**Entries taken from a collection:**
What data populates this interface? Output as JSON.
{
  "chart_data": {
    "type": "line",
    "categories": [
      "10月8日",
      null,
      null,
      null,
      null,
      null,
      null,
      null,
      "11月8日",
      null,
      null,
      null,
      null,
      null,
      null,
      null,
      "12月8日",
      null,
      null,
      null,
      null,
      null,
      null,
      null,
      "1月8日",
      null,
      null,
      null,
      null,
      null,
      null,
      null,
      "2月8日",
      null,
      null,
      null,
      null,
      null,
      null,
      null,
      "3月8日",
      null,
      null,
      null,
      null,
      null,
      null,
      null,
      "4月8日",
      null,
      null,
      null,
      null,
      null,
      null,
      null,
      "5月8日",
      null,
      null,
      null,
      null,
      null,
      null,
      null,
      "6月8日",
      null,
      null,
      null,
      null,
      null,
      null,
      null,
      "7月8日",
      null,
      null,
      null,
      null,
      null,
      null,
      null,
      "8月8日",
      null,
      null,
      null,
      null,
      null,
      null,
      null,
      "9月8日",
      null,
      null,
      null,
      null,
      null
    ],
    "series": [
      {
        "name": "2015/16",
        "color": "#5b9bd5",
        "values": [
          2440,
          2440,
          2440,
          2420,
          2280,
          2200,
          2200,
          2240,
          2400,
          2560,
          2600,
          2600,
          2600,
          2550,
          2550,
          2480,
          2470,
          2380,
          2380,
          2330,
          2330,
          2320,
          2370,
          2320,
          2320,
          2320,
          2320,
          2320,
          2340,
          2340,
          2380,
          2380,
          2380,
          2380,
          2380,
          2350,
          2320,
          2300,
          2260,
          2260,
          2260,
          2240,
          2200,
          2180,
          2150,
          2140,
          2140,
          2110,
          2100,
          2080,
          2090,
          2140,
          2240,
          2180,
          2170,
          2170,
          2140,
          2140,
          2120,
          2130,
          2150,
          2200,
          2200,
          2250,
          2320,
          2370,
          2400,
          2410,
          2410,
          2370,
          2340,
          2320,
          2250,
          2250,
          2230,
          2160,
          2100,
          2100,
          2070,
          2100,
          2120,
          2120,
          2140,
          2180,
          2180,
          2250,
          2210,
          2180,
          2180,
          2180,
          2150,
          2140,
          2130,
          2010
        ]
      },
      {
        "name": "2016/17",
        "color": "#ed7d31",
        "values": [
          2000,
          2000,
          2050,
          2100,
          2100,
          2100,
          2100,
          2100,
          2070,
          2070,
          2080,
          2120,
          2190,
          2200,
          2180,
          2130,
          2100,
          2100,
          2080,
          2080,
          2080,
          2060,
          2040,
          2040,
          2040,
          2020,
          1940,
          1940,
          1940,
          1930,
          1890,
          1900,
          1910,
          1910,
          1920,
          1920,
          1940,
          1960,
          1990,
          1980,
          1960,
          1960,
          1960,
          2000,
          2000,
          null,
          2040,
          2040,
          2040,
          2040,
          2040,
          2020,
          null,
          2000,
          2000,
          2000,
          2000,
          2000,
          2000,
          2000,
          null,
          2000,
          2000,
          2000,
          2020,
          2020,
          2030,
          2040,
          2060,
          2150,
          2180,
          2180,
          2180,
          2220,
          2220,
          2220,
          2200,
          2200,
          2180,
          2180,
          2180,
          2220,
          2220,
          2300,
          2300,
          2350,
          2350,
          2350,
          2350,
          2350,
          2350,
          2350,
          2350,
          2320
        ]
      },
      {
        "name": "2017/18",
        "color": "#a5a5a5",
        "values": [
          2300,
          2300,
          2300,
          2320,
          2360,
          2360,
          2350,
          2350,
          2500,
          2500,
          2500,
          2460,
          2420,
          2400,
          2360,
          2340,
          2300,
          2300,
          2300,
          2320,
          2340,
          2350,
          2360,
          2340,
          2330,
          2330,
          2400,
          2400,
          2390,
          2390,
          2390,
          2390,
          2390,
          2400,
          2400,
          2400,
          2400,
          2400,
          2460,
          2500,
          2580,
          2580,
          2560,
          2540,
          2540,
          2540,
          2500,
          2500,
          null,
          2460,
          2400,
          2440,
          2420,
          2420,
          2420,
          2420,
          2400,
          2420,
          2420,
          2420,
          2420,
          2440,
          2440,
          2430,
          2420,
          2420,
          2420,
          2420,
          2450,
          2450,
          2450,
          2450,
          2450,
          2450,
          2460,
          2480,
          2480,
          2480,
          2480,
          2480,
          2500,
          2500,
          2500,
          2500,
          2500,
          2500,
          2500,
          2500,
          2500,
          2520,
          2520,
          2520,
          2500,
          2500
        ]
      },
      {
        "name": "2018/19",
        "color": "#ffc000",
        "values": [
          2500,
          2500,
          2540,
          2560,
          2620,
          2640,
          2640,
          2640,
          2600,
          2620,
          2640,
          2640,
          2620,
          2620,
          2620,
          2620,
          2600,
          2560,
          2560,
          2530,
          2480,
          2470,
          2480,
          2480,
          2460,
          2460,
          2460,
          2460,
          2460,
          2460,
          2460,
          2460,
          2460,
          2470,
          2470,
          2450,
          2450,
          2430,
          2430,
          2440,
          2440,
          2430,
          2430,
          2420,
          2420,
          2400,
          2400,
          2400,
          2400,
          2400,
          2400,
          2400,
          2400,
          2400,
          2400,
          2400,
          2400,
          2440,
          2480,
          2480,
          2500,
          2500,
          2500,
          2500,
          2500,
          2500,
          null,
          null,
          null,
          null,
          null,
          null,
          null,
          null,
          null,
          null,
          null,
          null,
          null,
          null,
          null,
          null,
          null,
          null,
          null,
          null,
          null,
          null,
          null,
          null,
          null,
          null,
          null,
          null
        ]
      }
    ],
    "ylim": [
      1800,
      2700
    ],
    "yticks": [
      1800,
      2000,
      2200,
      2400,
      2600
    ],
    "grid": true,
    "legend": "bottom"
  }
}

**Task to complete:** Reproduce the listing above verbatim, from first line to last.

**Task solution:**
What data populates this interface? Output as JSON.
{
  "chart_data": {
    "type": "line",
    "categories": [
      "10月8日",
      null,
      null,
      null,
      null,
      null,
      null,
      null,
      "11月8日",
      null,
      null,
      null,
      null,
      null,
      null,
      null,
      "12月8日",
      null,
      null,
      null,
      null,
      null,
      null,
      null,
      "1月8日",
      null,
      null,
      null,
      null,
      null,
      null,
      null,
      "2月8日",
      null,
      null,
      null,
      null,
      null,
      null,
      null,
      "3月8日",
      null,
      null,
      null,
      null,
      null,
      null,
      null,
      "4月8日",
      null,
      null,
      null,
      null,
      null,
      null,
      null,
      "5月8日",
      null,
      null,
      null,
      null,
      null,
      null,
      null,
      "6月8日",
      null,
      null,
      null,
      null,
      null,
      null,
      null,
      "7月8日",
      null,
      null,
      null,
      null,
      null,
      null,
      null,
      "8月8日",
      null,
      null,
      null,
      null,
      null,
      null,
      null,
      "9月8日",
      null,
      null,
      null,
      null,
      null
    ],
    "series": [
      {
        "name": "2015/16",
        "color": "#5b9bd5",
        "values": [
          2440,
          2440,
          2440,
          2420,
          2280,
          2200,
          2200,
          2240,
          2400,
          2560,
          2600,
          2600,
          2600,
          2550,
          2550,
          2480,
          2470,
          2380,
          2380,
          2330,
          2330,
          2320,
          2370,
          2320,
          2320,
          2320,
          2320,
          2320,
          2340,
          2340,
          2380,
          2380,
          2380,
          2380,
          2380,
          2350,
          2320,
          2300,
          2260,
          2260,
          2260,
          2240,
          2200,
          2180,
          2150,
          2140,
          2140,
          2110,
          2100,
          2080,
          2090,
          2140,
          2240,
          2180,
          2170,
          2170,
          2140,
          2140,
          2120,
          2130,
          2150,
          2200,
          2200,
          2250,
          2320,
          2370,
          2400,
          2410,
          2410,
          2370,
          2340,
          2320,
          2250,
          2250,
          2230,
          2160,
          2100,
          2100,
          2070,
          2100,
          2120,
          2120,
          2140,
          2180,
          2180,
          2250,
          2210,
          2180,
          2180,
          2180,
          2150,
          2140,
          2130,
          2010
        ]
      },
      {
        "name": "2016/17",
        "color": "#ed7d31",
        "values": [
          2000,
          2000,
          2050,
          2100,
          2100,
          2100,
          2100,
          2100,
          2070,
          2070,
          2080,
          2120,
          2190,
          2200,
          2180,
          2130,
          2100,
          2100,
          2080,
          2080,
          2080,
          2060,
          2040,
          2040,
          2040,
          2020,
          1940,
          1940,
          1940,
          1930,
          1890,
          1900,
          1910,
          1910,
          1920,
          1920,
          1940,
          1960,
          1990,
          1980,
          1960,
          1960,
          1960,
          2000,
          2000,
          null,
          2040,
          2040,
          2040,
          2040,
          2040,
          2020,
          null,
          2000,
          2000,
          2000,
          2000,
          2000,
          2000,
          2000,
          null,
          2000,
          2000,
          2000,
          2020,
          2020,
          2030,
          2040,
          2060,
          2150,
          2180,
          2180,
          2180,
          2220,
          2220,
          2220,
          2200,
          2200,
          2180,
          2180,
          2180,
          2220,
          2220,
          2300,
          2300,
          2350,
          2350,
          2350,
          2350,
          2350,
          2350,
          2350,
          2350,
          2320
        ]
      },
      {
        "name": "2017/18",
        "color": "#a5a5a5",
        "values": [
          2300,
          2300,
          2300,
          2320,
          2360,
          2360,
          2350,
          2350,
          2500,
          2500,
          2500,
          2460,
          2420,
          2400,
          2360,
          2340,
          2300,
          2300,
          2300,
          2320,
          2340,
          2350,
          2360,
          2340,
          2330,
          2330,
          2400,
          2400,
          2390,
          2390,
          2390,
          2390,
          2390,
          2400,
          2400,
          2400,
          2400,
          2400,
          2460,
          2500,
          2580,
          2580,
          2560,
          2540,
          2540,
          2540,
          2500,
          2500,
          null,
          2460,
          2400,
          2440,
          2420,
          2420,
          2420,
          2420,
          2400,
          2420,
          2420,
          2420,
          2420,
          2440,
          2440,
          2430,
          2420,
          2420,
          2420,
          2420,
          2450,
          2450,
          2450,
          2450,
          2450,
          2450,
          2460,
          2480,
          2480,
          2480,
          2480,
          2480,
          2500,
          2500,
          2500,
          2500,
          2500,
          2500,
          2500,
          2500,
          2500,
          2520,
          2520,
          2520,
          2500,
          2500
        ]
      },
      {
        "name": "2018/19",
        "color": "#ffc000",
        "values": [
          2500,
          2500,
          2540,
          2560,
          2620,
          2640,
          2640,
          2640,
          2600,
          2620,
          2640,
          2640,
          2620,
          2620,
          2620,
          2620,
          2600,
          2560,
          2560,
          2530,
          2480,
          2470,
          2480,
          2480,
          2460,
          2460,
          2460,
          2460,
          2460,
          2460,
          2460,
          2460,
          2460,
          2470,
          2470,
          2450,
          2450,
          2430,
          2430,
          2440,
          2440,
          2430,
          2430,
          2420,
          2420,
          2400,
          2400,
          2400,
          2400,
          2400,
          2400,
          2400,
          2400,
          2400,
          2400,
          2400,
          2400,
          2440,
          2480,
          2480,
          2500,
          2500,
          2500,
          2500,
          2500,
          2500,
          null,
          null,
          null,
          null,
          null,
          null,
          null,
          null,
          null,
          null,
          null,
          null,
          null,
          null,
          null,
          null,
          null,
          null,
          null,
          null,
          null,
          null,
          null,
          null,
          null,
          null,
          null,
          null
        ]
      }
    ],
    "ylim": [
      1800,
      2700
    ],
    "yticks": [
      1800,
      2000,
      2200,
      2400,
      2600
    ],
    "grid": true,
    "legend": "bottom"
  }
}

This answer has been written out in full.